Page excerpt =
In this case we are concerned with
a decision not to withdraw a notice. The question is what effect or
impact the decision has
upon the taxpayer concerned?
[21]
The short answer, it seems to me, is that such decision itself can
have no adverse impact or affect. Its effect
is to leave the s 80J
notice in place until the process contemplated by the section is
completed. If the issuing of a notice does
not constitute
administrative action susceptible to review then, as a matter of
logic, a decision to keep it extant cannot constitute
administrative
action.
[22]
Section 80J(3) sets out the powers and obligations of the
Commissioner in relation to the application of the GAAR
provisions.
It contemplates three possible decisions that might be taken by the
Commissioner in relation to a response submitted
in terms of s
80J(2). The Commissioner may request further information from the
taxpayer, thus deferring a final decision regarding
the application
of GAAR. In such a case, the s 80J notice necessarily remains extant
until the further information is received,
and the Commissioner takes
a final decision. There are two possible final decisions. The notice
may be withdrawn. In that event
the Commissioner must give notice to
that effect. The process of applying the GAAR provisions may be
re-commenced, but then only
upon the issue of a new s 80J notice. If,
as a matter of fact, the notice is not withdrawn, the Commissioner
must determine the
taxpayer’s liability for tax within the time
period stipulated by the section. Once the Commissioner has decided
the tax
liability under GAAR and has issued an assessment, the prior
notice issued to the taxpayer ceases to have any relevance, save to
the extent that its existence evidences the peremptory requirements
of s 80J. Its content may be relevant in proceedings consequent
upon
the issuing of the assessment. Apart from this, the s 80J notice, is
overtaken by events. At that stage the taxpayer is faced
with a final
decision to impose a tax liability by assessment. It must then be
dealt with in accordance with the prescribed dispute
resolution
procedure provided by s 104 of the TAA.
[23]
Section 80J(3) does not contemplate a separate decision not to
withdraw the notice as a precondition for the decision
to determine a
tax liability under
s 80B. The statutory power exercised by the
Commissioner is to determine a tax liability under the GAAR
provisions. Until that determination
is made the issuing of a s 80J
notice or a refusal to withdraw it, can have no adverse effect or
impact. These steps are not reviewable.
The high court, in my view,
lost sight of the provisions of s 80J(3). It ought to have found that
a decision not to withdraw the
notice is not subject to review
outside of a challenge to the decision to impose a tax liability
pursuant to s 80B of the ITA.

Data =
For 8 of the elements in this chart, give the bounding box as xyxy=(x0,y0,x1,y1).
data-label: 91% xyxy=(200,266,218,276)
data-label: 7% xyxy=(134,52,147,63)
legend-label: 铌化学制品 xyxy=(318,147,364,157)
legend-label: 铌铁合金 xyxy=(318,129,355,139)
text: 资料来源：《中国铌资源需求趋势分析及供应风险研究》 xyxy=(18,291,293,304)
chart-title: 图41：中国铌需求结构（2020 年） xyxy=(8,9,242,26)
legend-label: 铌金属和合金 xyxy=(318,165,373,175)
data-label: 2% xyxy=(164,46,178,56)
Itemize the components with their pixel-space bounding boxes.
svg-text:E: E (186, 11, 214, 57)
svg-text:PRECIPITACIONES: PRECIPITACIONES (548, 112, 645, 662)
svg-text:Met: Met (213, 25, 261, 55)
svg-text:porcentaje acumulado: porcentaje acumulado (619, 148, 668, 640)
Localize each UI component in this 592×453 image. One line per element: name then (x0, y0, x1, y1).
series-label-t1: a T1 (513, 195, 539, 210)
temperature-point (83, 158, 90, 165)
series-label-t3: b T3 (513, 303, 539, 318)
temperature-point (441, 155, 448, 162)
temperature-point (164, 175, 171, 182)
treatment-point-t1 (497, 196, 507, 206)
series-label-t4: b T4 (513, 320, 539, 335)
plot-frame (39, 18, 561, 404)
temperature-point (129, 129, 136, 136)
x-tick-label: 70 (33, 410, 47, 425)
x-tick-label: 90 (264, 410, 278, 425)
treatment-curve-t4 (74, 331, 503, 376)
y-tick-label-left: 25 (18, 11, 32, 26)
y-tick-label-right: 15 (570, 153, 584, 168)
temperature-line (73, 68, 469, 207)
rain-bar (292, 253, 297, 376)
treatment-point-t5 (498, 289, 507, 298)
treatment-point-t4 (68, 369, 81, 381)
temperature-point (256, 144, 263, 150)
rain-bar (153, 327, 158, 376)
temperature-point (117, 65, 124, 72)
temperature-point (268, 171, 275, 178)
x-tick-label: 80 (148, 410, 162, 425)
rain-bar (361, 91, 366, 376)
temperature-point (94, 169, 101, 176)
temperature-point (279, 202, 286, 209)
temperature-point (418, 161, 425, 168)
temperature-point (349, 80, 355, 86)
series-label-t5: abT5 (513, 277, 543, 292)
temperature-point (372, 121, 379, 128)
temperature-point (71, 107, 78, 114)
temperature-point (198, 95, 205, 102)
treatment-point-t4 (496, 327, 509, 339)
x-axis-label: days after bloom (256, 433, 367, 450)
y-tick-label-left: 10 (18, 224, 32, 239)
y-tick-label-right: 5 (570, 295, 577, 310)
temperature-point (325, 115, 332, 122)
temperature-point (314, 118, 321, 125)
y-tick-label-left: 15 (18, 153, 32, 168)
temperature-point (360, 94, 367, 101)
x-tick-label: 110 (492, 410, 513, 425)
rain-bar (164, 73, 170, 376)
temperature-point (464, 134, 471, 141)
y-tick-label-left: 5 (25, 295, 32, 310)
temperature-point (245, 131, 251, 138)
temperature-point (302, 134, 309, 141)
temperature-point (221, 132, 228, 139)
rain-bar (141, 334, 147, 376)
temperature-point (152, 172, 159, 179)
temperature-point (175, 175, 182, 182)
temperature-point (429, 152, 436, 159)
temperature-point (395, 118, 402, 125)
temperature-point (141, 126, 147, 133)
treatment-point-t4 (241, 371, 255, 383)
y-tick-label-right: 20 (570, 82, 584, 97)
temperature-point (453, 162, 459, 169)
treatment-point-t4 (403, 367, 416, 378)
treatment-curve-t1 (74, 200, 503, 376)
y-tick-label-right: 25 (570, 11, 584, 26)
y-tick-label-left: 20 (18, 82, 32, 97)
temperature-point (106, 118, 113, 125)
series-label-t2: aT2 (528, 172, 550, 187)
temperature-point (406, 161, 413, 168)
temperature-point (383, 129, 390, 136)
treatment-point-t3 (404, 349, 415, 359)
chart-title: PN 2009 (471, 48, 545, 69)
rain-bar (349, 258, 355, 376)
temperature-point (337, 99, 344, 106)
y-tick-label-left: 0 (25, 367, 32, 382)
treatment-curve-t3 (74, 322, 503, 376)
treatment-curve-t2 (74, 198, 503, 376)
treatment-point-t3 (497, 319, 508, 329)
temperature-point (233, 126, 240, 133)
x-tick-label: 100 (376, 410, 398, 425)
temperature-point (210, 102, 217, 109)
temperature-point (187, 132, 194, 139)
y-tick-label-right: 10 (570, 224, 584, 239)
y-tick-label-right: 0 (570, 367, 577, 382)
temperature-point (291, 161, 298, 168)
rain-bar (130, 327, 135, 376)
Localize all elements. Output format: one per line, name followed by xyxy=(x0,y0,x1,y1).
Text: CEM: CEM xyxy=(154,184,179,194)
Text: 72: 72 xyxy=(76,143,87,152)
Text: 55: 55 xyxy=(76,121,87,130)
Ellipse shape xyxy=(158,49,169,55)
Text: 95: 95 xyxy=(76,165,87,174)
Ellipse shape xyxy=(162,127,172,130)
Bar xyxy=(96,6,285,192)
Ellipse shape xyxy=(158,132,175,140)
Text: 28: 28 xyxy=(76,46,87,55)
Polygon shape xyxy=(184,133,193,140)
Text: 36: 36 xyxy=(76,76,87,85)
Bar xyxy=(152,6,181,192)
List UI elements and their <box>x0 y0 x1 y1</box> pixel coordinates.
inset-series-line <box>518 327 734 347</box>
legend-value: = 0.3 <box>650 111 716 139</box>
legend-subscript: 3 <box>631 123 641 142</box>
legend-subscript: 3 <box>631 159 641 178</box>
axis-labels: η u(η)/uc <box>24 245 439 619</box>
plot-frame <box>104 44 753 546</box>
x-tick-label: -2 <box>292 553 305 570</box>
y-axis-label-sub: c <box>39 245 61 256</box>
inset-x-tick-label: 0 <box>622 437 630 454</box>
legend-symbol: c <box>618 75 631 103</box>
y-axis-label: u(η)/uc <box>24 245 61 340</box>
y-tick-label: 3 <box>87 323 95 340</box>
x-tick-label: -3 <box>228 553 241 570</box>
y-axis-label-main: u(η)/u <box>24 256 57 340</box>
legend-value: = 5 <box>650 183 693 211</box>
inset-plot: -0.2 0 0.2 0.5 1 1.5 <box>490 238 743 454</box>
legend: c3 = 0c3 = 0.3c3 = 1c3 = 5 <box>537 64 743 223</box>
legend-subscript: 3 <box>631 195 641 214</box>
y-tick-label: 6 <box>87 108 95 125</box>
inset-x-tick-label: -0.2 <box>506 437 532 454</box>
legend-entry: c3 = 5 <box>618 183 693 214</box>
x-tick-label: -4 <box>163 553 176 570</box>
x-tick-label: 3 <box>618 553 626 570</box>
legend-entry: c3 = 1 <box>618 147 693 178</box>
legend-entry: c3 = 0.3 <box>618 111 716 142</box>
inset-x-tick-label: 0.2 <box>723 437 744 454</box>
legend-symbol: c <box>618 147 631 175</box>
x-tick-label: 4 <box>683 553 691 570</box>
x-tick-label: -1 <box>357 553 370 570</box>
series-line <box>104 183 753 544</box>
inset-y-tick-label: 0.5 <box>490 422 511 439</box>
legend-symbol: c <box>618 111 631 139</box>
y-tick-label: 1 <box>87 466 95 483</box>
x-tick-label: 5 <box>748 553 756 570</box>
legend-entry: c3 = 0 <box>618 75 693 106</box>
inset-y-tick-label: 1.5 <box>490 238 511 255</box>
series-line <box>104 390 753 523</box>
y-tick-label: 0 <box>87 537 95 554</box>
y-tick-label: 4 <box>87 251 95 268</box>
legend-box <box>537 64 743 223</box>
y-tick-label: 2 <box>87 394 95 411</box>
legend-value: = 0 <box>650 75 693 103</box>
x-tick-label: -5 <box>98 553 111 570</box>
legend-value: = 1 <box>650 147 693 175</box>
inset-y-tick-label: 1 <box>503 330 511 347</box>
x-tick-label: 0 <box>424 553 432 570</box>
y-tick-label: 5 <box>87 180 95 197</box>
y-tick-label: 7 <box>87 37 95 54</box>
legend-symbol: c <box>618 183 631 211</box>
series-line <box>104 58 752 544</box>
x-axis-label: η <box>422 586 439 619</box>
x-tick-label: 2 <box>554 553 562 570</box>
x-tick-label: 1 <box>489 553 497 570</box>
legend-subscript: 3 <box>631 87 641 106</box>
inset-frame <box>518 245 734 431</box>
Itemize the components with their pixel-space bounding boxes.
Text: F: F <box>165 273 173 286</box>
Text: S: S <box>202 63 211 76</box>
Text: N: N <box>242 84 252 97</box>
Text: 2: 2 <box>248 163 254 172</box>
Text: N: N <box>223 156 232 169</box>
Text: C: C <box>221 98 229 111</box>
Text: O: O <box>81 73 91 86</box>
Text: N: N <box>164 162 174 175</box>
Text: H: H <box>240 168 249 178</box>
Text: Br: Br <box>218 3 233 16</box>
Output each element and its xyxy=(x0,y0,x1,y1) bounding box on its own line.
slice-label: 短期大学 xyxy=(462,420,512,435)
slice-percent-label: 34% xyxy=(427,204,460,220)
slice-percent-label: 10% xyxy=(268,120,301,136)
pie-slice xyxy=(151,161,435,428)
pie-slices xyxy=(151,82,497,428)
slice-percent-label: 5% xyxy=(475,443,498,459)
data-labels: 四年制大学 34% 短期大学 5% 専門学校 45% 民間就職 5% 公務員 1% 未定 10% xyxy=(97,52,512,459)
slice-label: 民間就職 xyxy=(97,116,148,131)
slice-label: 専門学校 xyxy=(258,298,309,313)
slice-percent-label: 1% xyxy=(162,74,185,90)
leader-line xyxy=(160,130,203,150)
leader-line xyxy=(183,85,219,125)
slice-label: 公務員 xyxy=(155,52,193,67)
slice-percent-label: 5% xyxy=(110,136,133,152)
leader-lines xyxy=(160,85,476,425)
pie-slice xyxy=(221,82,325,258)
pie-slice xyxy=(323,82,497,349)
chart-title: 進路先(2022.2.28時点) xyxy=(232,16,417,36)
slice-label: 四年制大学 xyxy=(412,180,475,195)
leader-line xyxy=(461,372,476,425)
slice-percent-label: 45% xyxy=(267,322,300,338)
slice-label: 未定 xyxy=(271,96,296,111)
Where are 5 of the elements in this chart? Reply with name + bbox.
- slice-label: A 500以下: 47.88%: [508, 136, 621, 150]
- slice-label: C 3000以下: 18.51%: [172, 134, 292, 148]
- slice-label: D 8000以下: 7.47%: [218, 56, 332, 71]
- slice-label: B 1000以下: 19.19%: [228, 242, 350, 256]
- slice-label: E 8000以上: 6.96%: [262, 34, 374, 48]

Problems to work on =
(A) Update the stretch of the judgment excerpt from "The high court, in" through "of the ITA.", replacing "high court" with "court a quo".
(B) List every distinct statutory provision, subsections included, that the judgment excerpt cites.
(C) Recast the paragraph of the judgment excerpt that begins "Section 80J(3) sets out the powers and obligations" as a concise bulleted list, keeping its main facts.

Solutions to the problems =
(A)
The court a quo, in my view,
lost sight of the provisions of s 80J(3). It ought to have found that
a decision not to withdraw the
notice is not subject to review
outside of a challenge to the decision to impose a tax liability
pursuant to s 80B of the ITA.

(B)
- s 80J
- s 80J(2)
- s 80J(3)
- s 80B of the ITA
- s 104 of the TAA

(C)
- Section 80J(3) sets out the Commissioner's powers and obligations in applying the GAAR provisions. It contemplates three possible decisions on a response submitted under s 80J(2).
- **Request further information:** This defers the final decision. The s 80J notice stays extant until the information is received and a final decision is taken.
- **Withdraw the notice:** The Commissioner must give notice of the withdrawal. GAAR may be applied again, but only on the issue of a new s 80J notice.
- **Do not withdraw the notice:** The Commissioner must determine the taxpayer's tax liability within the period the section stipulates.
- **After an assessment is issued:** The prior notice loses relevance except as evidence that the peremptory requirements of s 80J were met. Its content may still matter in proceedings that follow the assessment.
- **The taxpayer's position:** The taxpayer then faces a final decision imposing tax by assessment. That decision must be dealt with under the dispute resolution procedure in s 104 of the TAA.